Can you repeat the stretch from "Kabila’s Common Front" through "behind the blaze." in the passage on the Kinshasa fire, substituting "fire" for every "blaze"?

» Excerpted passage
+++

Democratic Republic of Congo’s national electoral commission (CENI) said in a statement the blaze had destroyed 8,000 of 10,368 voting machines due to be used in the capital Kinshasa, but said the election would go ahead as scheduled.
CENI did not say who it believed to be responsible for the fire - which broke out about 2 a.m. (0100 GMT) in the Gombe riverside area of Kinshasa that is also home to President Joseph Kabila’s residence - but the ruling coalition and leading opposition candidates immediately traded accusations of blame.
Kabila’s Common Front for Congo (FCC), which is backing former interior minister Emmanuel Ramazani Shadary in the presidential race, accused opposition candidate Martin Fayulu of inciting violence earlier this month.
“Over the course of this electoral campaign, (Fayulu) called on his supporters and sympathizers to destroy electoral materials,” the FCC said in a statement.
Fayulu rejected the charge and suggested that state security forces might have been behind the blaze.
“The fire erupted in a building guarded by the Republican Guard,” Fayulu told Reuters. “You understand today that the Kabila people do not want to organize elections.”

+++

» Provided information
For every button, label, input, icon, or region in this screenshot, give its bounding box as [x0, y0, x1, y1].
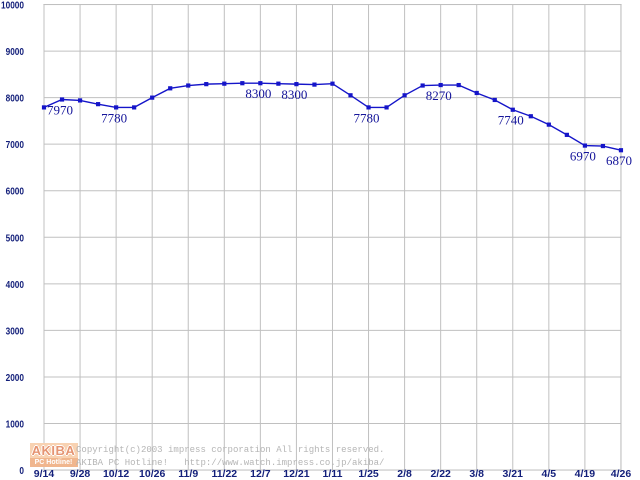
- svg-text:3/21: 3/21: [503, 468, 524, 480]
- svg-text:8270: 8270: [426, 88, 452, 103]
- svg-text:6970: 6970: [570, 149, 596, 164]
- svg-text:4/19: 4/19: [575, 468, 596, 480]
- svg-text:7740: 7740: [498, 113, 524, 128]
- svg-text:3000: 3000: [6, 325, 25, 337]
- svg-text:0: 0: [19, 465, 24, 477]
- svg-text:10000: 10000: [1, 0, 24, 12]
- svg-text:7780: 7780: [354, 110, 380, 125]
- svg-text:10/12: 10/12: [103, 468, 129, 480]
- svg-text:9000: 9000: [6, 46, 25, 58]
- svg-text:3/8: 3/8: [469, 468, 484, 480]
- svg-text:7780: 7780: [101, 110, 127, 125]
- svg-text:1000: 1000: [6, 418, 25, 430]
- svg-text:4/26: 4/26: [611, 468, 632, 480]
- svg-text:6870: 6870: [606, 153, 632, 168]
- svg-text:7000: 7000: [6, 139, 25, 151]
- svg-text:8000: 8000: [6, 93, 25, 105]
- svg-text:12/21: 12/21: [283, 468, 309, 480]
- svg-text:8300: 8300: [281, 87, 307, 102]
- svg-text:2000: 2000: [6, 372, 25, 384]
- svg-text:4000: 4000: [6, 279, 25, 291]
- svg-text:11/22: 11/22: [211, 468, 237, 480]
- svg-text:9/14: 9/14: [34, 468, 55, 480]
- svg-text:6000: 6000: [6, 186, 25, 198]
- svg-text:2/22: 2/22: [430, 468, 451, 480]
- svg-text:10/26: 10/26: [139, 468, 165, 480]
- svg-text:2/8: 2/8: [397, 468, 412, 480]
- svg-text:1/11: 1/11: [323, 468, 343, 480]
- svg-text:1/25: 1/25: [358, 468, 379, 480]
- svg-text:4/5: 4/5: [542, 468, 557, 480]
- svg-text:5000: 5000: [6, 232, 25, 244]
- svg-text:8300: 8300: [245, 86, 271, 101]
- svg-text:12/7: 12/7: [250, 468, 271, 480]
- svg-text:7970: 7970: [47, 103, 73, 118]
- svg-text:9/28: 9/28: [70, 468, 91, 480]
- svg-text:11/9: 11/9: [178, 468, 198, 480]
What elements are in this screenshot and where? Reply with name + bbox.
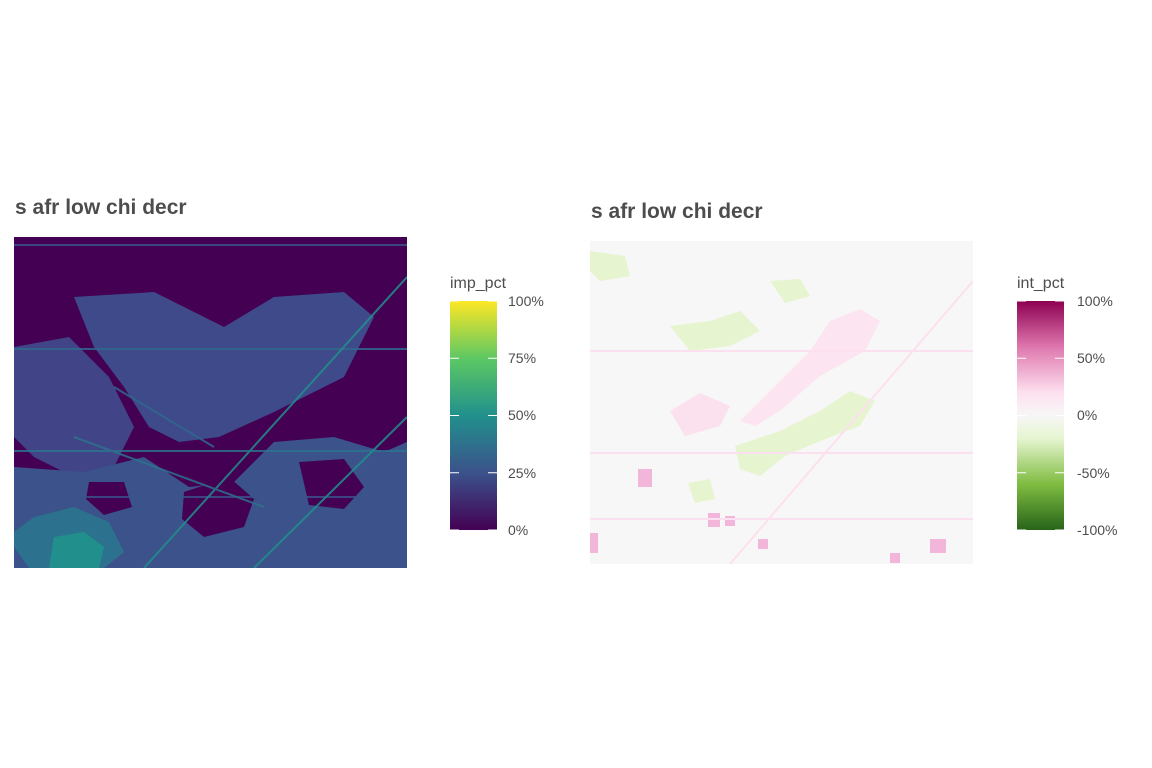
legend-1-colorbar [450, 301, 497, 531]
legend-2-tick-0: 0% [1077, 407, 1098, 423]
legend-2-colorbar [1017, 301, 1064, 531]
map2-negative-patch-4 [688, 479, 715, 503]
chart-1-title: s afr low chi decr [15, 196, 187, 219]
map2-positive-band-left [670, 393, 730, 436]
chart-2-title: s afr low chi decr [591, 200, 763, 223]
map1-dark-island-1 [182, 477, 254, 537]
map1-left-band [14, 337, 134, 477]
map2-positive-band [740, 309, 880, 426]
legend-2-tick-m50: -50% [1077, 465, 1110, 481]
legend-1-tick-50: 50% [508, 407, 537, 423]
map2-negative-patch-3 [770, 279, 810, 303]
map1-central-band [74, 292, 374, 442]
map2-negative-band [735, 391, 875, 476]
map1-streaks [14, 244, 407, 568]
chart-2-heatmap [590, 241, 973, 564]
map1-lower-left-bright [49, 532, 104, 568]
legend-1-tick-75: 75% [508, 350, 537, 366]
map1-dark-island-3 [86, 482, 132, 515]
legend-1-title: imp_pct [450, 275, 507, 292]
map2-negative-patch-1 [670, 311, 760, 351]
map2-streaks [590, 280, 973, 564]
legend-2-title: int_pct [1017, 275, 1065, 292]
legend-2-tick-100: 100% [1077, 293, 1113, 309]
chart-1-heatmap [14, 237, 407, 568]
legend-1-tick-25: 25% [508, 465, 537, 481]
map2-negative-patch-2 [590, 251, 630, 281]
legend-2-tick-m100: -100% [1077, 522, 1118, 538]
legend-1-tick-0: 0% [508, 522, 529, 538]
legend-1-tick-100: 100% [508, 293, 544, 309]
legend-2-tick-50: 50% [1077, 350, 1106, 366]
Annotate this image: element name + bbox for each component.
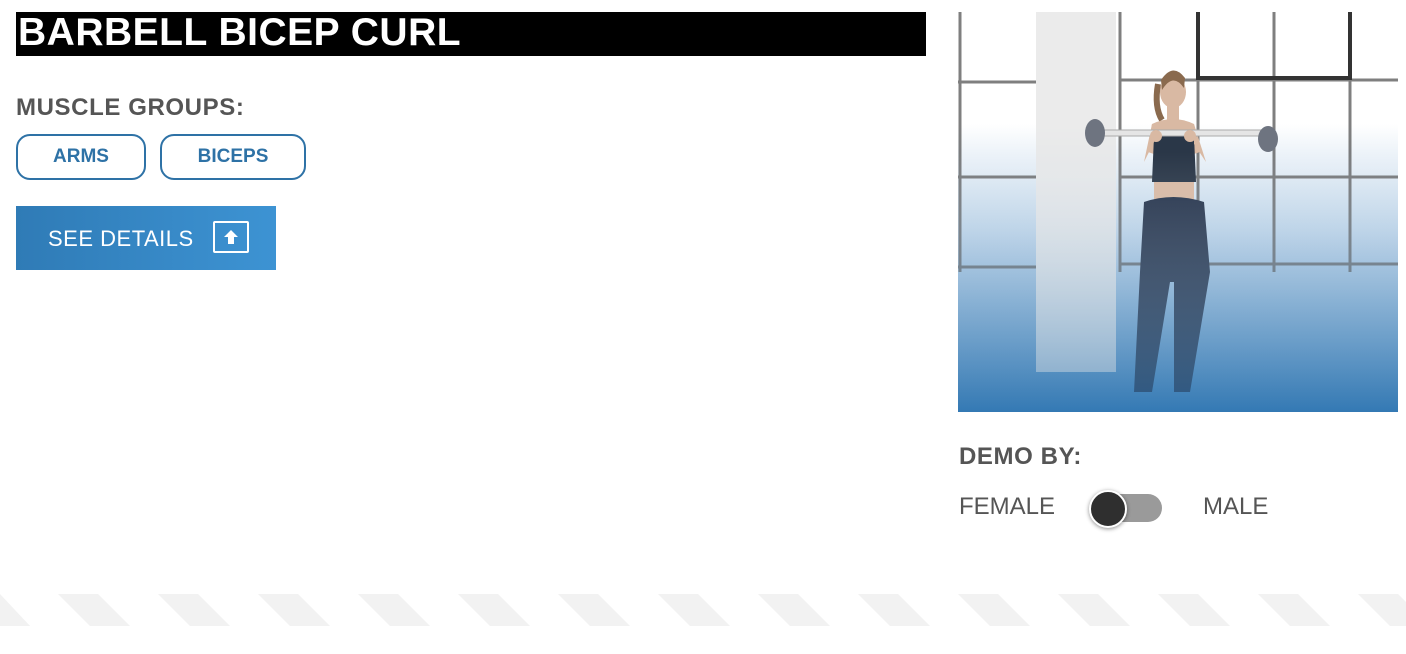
see-details-button[interactable]: SEE DETAILS (16, 206, 276, 270)
exercise-title: BARBELL BICEP CURL (18, 11, 462, 54)
male-label[interactable]: MALE (1203, 493, 1269, 520)
muscle-tag-biceps[interactable]: BICEPS (160, 134, 306, 180)
muscle-groups-label: MUSCLE GROUPS: (16, 94, 245, 121)
muscle-tag-arms[interactable]: ARMS (16, 134, 146, 180)
decorative-stripe-divider (0, 594, 1406, 626)
demo-gender-toggle-knob[interactable] (1089, 490, 1127, 528)
demo-by-label: DEMO BY: (959, 443, 1083, 470)
exercise-demo-image (958, 12, 1398, 412)
upload-arrow-icon (213, 221, 249, 253)
female-label[interactable]: FEMALE (959, 493, 1056, 520)
exercise-title-bar: BARBELL BICEP CURL (16, 11, 926, 56)
see-details-label: SEE DETAILS (48, 226, 194, 251)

+++

» Reply
Kabila’s Common Front for Congo (FCC), which is backing former interior minister Emmanuel Ramazani Shadary in the presidential race, accused opposition candidate Martin Fayulu of inciting violence earlier this month.
“Over the course of this electoral campaign, (Fayulu) called on his supporters and sympathizers to destroy electoral materials,” the FCC said in a statement.
Fayulu rejected the charge and suggested that state security forces might have been behind the fire.